:: Records ::

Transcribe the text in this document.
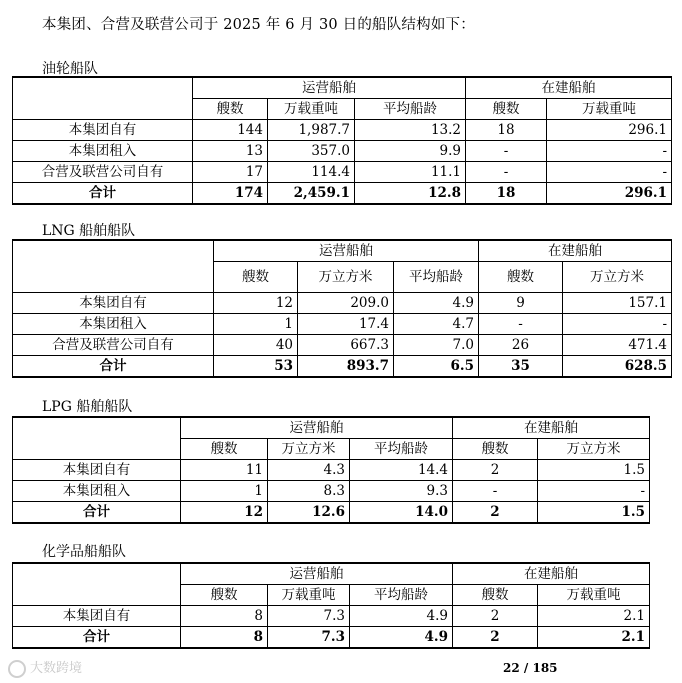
本集团、合营及联营公司于 2025 年 6 月 30 日的船队结构如下：
油轮船队
	运营船舶			在建船舶	
	艘数	万载重吨	平均船龄	艘数	万载重吨
本集团自有	144	1,987.7	13.2	18	296.1
本集团租入	13	357.0	9.9	-	-
合营及联营公司自有	17	114.4	11.1	-	-
合计	174	2,459.1	12.8	18	296.1
LNG 船舶船队
	运营船舶			在建船舶	
	艘数	万立方米	平均船龄	艘数	万立方米
本集团自有	12	209.0	4.9	9	157.1
本集团租入	1	17.4	4.7	-	-
合营及联营公司自有	40	667.3	7.0	26	471.4
合计	53	893.7	6.5	35	628.5
LPG 船舶船队
	运营船舶			在建船舶	
	艘数	万立方米	平均船龄	艘数	万立方米
本集团自有	11	4.3	14.4	2	1.5
本集团租入	1	8.3	9.3	-	-
合计	12	12.6	14.0	2	1.5
化学品船船队
	运营船舶			在建船舶	
	艘数	万载重吨	平均船龄	艘数	万载重吨
本集团自有	8	7.3	4.9	2	2.1
合计	8	7.3	4.9	2	2.1
大数跨境	22 / 185
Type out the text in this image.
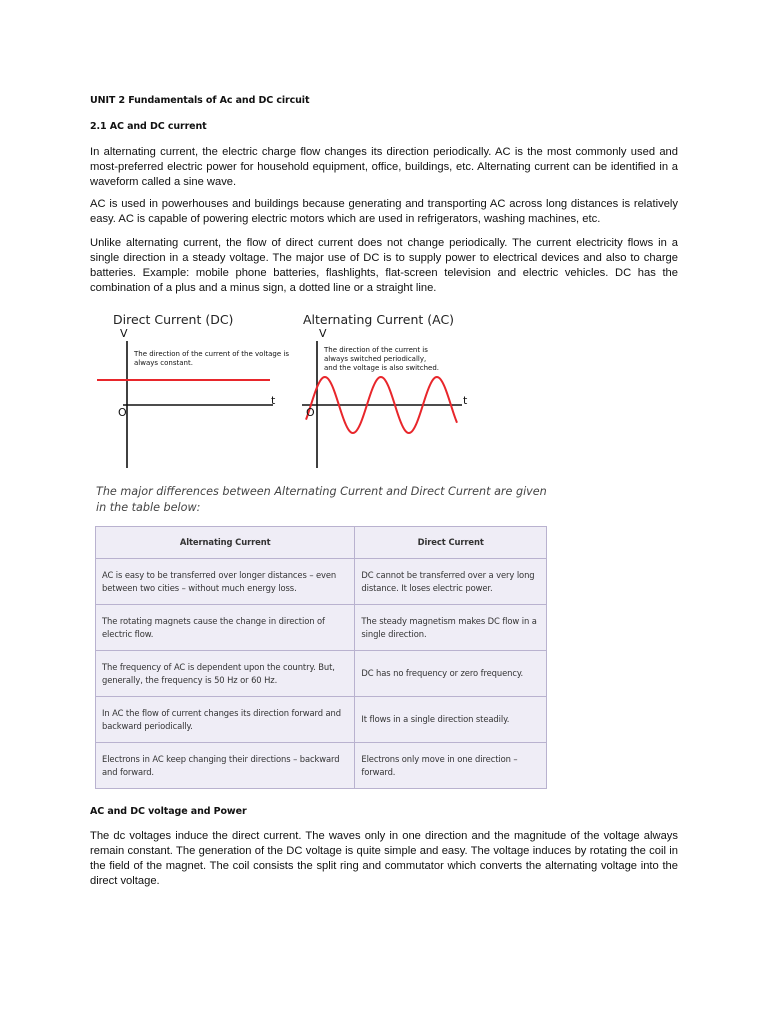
UNIT 2 Fundamentals of Ac and DC circuit
2.1 AC and DC current

In alternating current, the electric charge flow changes its direction periodically. AC is the most commonly used and most-preferred electric power for household equipment, office, buildings, etc. Alternating current can be identified in a waveform called a sine wave.

AC is used in powerhouses and buildings because generating and transporting AC across long distances is relatively easy. AC is capable of powering electric motors which are used in refrigerators, washing machines, etc.

Unlike alternating current, the flow of direct current does not change periodically. The current electricity flows in a single direction in a steady voltage. The major use of DC is to supply power to electrical devices and also to charge batteries. Example: mobile phone batteries, flashlights, flat-screen television and electric vehicles. DC has the combination of a plus and a minus sign, a dotted line or a straight line.

Direct Current (DC)
V
The direction of the current of the voltage is always constant.
t
O
Alternating Current (AC)
V
The direction of the current is
always switched periodically,
and the voltage is also switched.
t
O
The major differences between Alternating Current and Direct Current are given in the table below:
Alternating Current	Direct Current
AC is easy to be transferred over longer distances – even between two cities – without much energy loss.	DC cannot be transferred over a very long distance. It loses electric power.
The rotating magnets cause the change in direction of electric flow.	The steady magnetism makes DC flow in a single direction.
The frequency of AC is dependent upon the country. But, generally, the frequency is 50 Hz or 60 Hz.	DC has no frequency or zero frequency.
In AC the flow of current changes its direction forward and backward periodically.	It flows in a single direction steadily.
Electrons in AC keep changing their directions – backward and forward.	Electrons only move in one direction – forward.
AC and DC voltage and Power

The dc voltages induce the direct current. The waves only in one direction and the magnitude of the voltage always remain constant. The generation of the DC voltage is quite simple and easy. The voltage induces by rotating the coil in the field of the magnet. The coil consists the split ring and commutator which converts the alternating voltage into the direct voltage.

:::

## Task brief
Return every line in the listing that contains the word "long".

## Exercise output
AC is used in powerhouses and buildings because generating and transporting AC across long distances is relatively easy. AC is capable of powering electric motors which are used in refrigerators, washing machines, etc.
AC is easy to be transferred over longer distances – even between two cities – without much energy loss.	DC cannot be transferred over a very long distance. It loses electric power.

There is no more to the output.